AIDS follows Afghanistan's 'miniglobalization'

For nine long years, Laila has walked the streets of Kabul in a sky-blue burqa veil, eking out a living as a prostitute.

It is an occupation with many risks in a traditional Islamic society like Afghanistan, and a profession that was especially dangerous under the Taliban government, which punished prostitutes by stoning them to death.

But today, she faces a different threat.

"I have never heard of HIV before, and I don't know what it is," says Laila, who has never before insisted that her customers use condoms. "The women who go into prostitution, they don't worry about their lives. If we die, what does it matter? If I live, what does it all mean?"

The emergence and spread of HIV, the virus linked to AIDS, largely passed over Afghanistan during its 23 years of civil war. Now Afghanistan is witnessing one of the largest influxes of people in its history, and among all the new arrivals is a foreign disease that even rich countries have trouble controlling. And while the numbers of people testing positive for HIV are low - last year eight, this year 15 - the nascent problem has deep social, moral, and political reverberations.

The disease has made inroads not only through prostitution, but through illicit drug use, say health officials. There are some 6,000 intravenous drug users in Kabul alone, most of them heroin addicts who have returned from refugee camps in Pakistan and Iran.

As a senior planning official at the Ministry of Public Health, Dr. Hedayatullah Stanekzai says he regards AIDS in Afghanistan as a serious problem. But in a country with so many health problems already at the crisis stage, it is nearly impossible to give adequate attention to a future problem like AIDS, he says.

**STUDY MATERIAL:**

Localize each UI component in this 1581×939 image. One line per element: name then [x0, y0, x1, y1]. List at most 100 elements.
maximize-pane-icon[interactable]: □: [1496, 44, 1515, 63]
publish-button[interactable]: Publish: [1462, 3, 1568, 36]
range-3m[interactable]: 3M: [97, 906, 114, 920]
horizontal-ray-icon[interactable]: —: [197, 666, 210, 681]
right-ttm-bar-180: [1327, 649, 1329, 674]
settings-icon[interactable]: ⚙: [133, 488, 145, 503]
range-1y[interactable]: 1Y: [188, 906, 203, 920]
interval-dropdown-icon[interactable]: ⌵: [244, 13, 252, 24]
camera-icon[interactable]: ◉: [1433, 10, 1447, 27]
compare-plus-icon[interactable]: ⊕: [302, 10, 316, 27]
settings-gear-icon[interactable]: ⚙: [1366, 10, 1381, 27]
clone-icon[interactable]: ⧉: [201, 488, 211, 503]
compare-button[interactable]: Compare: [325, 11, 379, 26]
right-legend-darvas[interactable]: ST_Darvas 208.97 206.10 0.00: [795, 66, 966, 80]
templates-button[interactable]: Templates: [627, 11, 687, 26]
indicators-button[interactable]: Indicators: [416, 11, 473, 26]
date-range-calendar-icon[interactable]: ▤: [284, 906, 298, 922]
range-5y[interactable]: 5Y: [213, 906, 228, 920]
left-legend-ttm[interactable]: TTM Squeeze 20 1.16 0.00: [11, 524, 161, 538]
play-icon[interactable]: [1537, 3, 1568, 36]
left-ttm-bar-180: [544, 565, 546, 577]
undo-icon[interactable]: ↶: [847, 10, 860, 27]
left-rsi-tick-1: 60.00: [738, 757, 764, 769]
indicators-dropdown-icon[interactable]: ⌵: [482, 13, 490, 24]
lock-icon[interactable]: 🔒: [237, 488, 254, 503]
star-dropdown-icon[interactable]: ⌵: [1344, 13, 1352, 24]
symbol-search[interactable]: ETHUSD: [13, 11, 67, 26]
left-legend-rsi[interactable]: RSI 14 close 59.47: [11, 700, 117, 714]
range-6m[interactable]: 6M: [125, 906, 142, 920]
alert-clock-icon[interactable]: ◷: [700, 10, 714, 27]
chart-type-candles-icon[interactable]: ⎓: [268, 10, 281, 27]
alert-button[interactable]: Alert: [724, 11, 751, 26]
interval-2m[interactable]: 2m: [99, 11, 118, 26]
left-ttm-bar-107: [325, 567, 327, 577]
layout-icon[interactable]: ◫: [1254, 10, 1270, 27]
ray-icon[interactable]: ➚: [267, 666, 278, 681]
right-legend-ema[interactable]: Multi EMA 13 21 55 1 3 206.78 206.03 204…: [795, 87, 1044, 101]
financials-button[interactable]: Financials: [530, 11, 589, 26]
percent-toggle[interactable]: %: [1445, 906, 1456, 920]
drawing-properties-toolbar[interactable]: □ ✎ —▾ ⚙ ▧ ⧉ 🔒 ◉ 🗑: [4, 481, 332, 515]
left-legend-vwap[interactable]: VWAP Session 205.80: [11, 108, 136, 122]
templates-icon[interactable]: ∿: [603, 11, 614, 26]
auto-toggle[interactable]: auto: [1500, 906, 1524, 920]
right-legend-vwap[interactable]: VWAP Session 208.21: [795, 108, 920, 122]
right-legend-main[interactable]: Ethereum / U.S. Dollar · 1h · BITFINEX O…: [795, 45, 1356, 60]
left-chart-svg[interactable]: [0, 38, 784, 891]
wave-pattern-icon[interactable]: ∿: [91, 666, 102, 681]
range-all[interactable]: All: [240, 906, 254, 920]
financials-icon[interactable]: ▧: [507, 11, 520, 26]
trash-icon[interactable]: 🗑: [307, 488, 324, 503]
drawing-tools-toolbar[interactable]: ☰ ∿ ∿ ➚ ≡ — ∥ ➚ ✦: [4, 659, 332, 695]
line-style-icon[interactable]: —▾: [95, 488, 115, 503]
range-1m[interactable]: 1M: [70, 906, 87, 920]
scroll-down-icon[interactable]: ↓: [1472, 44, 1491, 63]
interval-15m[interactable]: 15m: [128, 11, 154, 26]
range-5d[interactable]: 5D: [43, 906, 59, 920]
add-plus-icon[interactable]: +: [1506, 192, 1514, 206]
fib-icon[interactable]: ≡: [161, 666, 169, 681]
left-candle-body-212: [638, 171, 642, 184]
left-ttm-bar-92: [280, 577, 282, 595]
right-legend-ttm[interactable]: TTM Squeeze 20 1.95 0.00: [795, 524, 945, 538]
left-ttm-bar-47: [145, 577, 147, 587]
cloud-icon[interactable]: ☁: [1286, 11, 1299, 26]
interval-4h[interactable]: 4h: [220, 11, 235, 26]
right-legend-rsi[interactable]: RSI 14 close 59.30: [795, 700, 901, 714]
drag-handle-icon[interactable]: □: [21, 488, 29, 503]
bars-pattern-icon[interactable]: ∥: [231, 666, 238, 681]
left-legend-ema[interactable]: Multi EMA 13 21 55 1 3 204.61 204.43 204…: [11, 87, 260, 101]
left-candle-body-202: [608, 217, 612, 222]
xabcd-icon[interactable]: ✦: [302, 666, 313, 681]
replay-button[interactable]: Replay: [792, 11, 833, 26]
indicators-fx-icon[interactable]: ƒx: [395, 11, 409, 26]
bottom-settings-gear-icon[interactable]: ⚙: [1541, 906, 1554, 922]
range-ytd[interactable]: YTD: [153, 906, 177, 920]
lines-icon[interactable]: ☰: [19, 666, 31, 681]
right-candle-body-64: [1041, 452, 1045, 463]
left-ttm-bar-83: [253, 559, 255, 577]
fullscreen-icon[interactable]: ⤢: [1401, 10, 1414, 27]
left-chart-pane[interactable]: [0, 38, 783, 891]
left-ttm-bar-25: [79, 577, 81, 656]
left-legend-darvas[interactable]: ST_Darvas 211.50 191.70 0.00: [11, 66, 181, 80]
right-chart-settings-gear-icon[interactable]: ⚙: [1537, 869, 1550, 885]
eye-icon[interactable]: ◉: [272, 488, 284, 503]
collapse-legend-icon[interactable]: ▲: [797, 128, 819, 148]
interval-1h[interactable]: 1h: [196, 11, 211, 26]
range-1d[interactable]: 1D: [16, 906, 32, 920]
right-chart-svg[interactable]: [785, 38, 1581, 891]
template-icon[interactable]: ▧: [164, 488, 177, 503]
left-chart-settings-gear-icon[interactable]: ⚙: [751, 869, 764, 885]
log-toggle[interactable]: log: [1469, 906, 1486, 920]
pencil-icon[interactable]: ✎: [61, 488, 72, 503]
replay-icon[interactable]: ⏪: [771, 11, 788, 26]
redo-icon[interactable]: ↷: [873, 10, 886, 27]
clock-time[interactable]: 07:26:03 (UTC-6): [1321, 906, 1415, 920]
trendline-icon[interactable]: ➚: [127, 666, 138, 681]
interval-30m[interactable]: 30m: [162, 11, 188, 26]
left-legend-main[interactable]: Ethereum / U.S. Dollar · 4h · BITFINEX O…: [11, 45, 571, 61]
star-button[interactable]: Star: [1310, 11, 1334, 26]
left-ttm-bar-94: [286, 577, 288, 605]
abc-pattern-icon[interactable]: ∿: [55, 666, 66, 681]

**WHAT THIS EXERCISE ASKS:**
(1) In the article on AIDS in Afghanistan, how many intravenous drug users are there in Kabul, according to health officials?
(2) Write the next part of the article on AIDS in Afghanistan, picking up after its final sentence.

**RESPONSES BY ITEM NUMBER:**
(1) Some 6,000.

(2)
"We have the highest maternal mortality rate in the world; for every 100,000 live births, 106 mothers die giving birth," he says. "We have one of the highest infant mortality rates in the world. We have unsafe drinking water and poor hygiene. Sixty percent of the population suffer from chronic malnutrition. AIDS is just in the early stages, and we are doing what we can. But we have to focus on our bigger priorities."

Health ministry officials do consider AIDS a big enough problem to devote a portion of their $170 million budget this year to set up an HIV/AIDS department, and to place stricter screening controls on the Central Blood Bank, where all 15 of the current cases were discovered.

In many ways, the political issue of prostitution and AIDS has become larger than the medical issue of AIDS itself. In August, after a sudden influx of Chinese and Thai prostitutes into the country, dozens of mullahs around Kabul issued a common warning in their mosques, saying that the government of President Hamid Karzai had "brought nothing to Afghanistan except alcohol and prostitutes."

"We are going through a mini-globalization here in Afghanistan, after years of isolation," says Omar Samad, spokesman for the Afghan Foreign Ministry. "It is very difficult to control some of these forces, even those that are unsavory and seedy. But politicizing the issue can send the wrong message. What we need is to preach morality, and to uphold the rule of law."

The best way to prevent further spread of HIV in Afghanistan, some UN and Afghan officials say, is education. A recent survey by the Health ministry found that an astonishing 84 percent of Afghans had never heard of HIV or AIDS. But educating Afghans about a sexually transmitted disease like HIV can be difficult in a traditional culture where sex itself is rarely discussed.

"Islam does not allow you to sleep illegally with another woman, so how can you encourage a man to use a condom?" asks Gul Agha, a senior judge and Islamic scholar from the conservative southern province of Nangrahar. "The best way is to tell people that prostitution is not allowed and to stay away from it."

Mr. Agha says that he would prefer to see mullahs or religious scholars taking the lead in getting the word out.

But Laila says that not even a religious scholar could have stopped her from becoming a prostitute. A widow with five young children to feed, Laila says it was impossible to get an ordinary job, after a rocket fell in a Kabul marketplace and killed her husband.

Her relatives were in no position to take her in. And shopkeepers and office clerks would not hire an illiterate woman with no work experience. In a few months, Laila moved from begging to prostitution. Today, she earns about $20 per customer.

"If anyone gave me a job cleaning windows, cleaning tables, cleaning floors, and if I could have enough money to feed my family, I wouldn't do this work," she says.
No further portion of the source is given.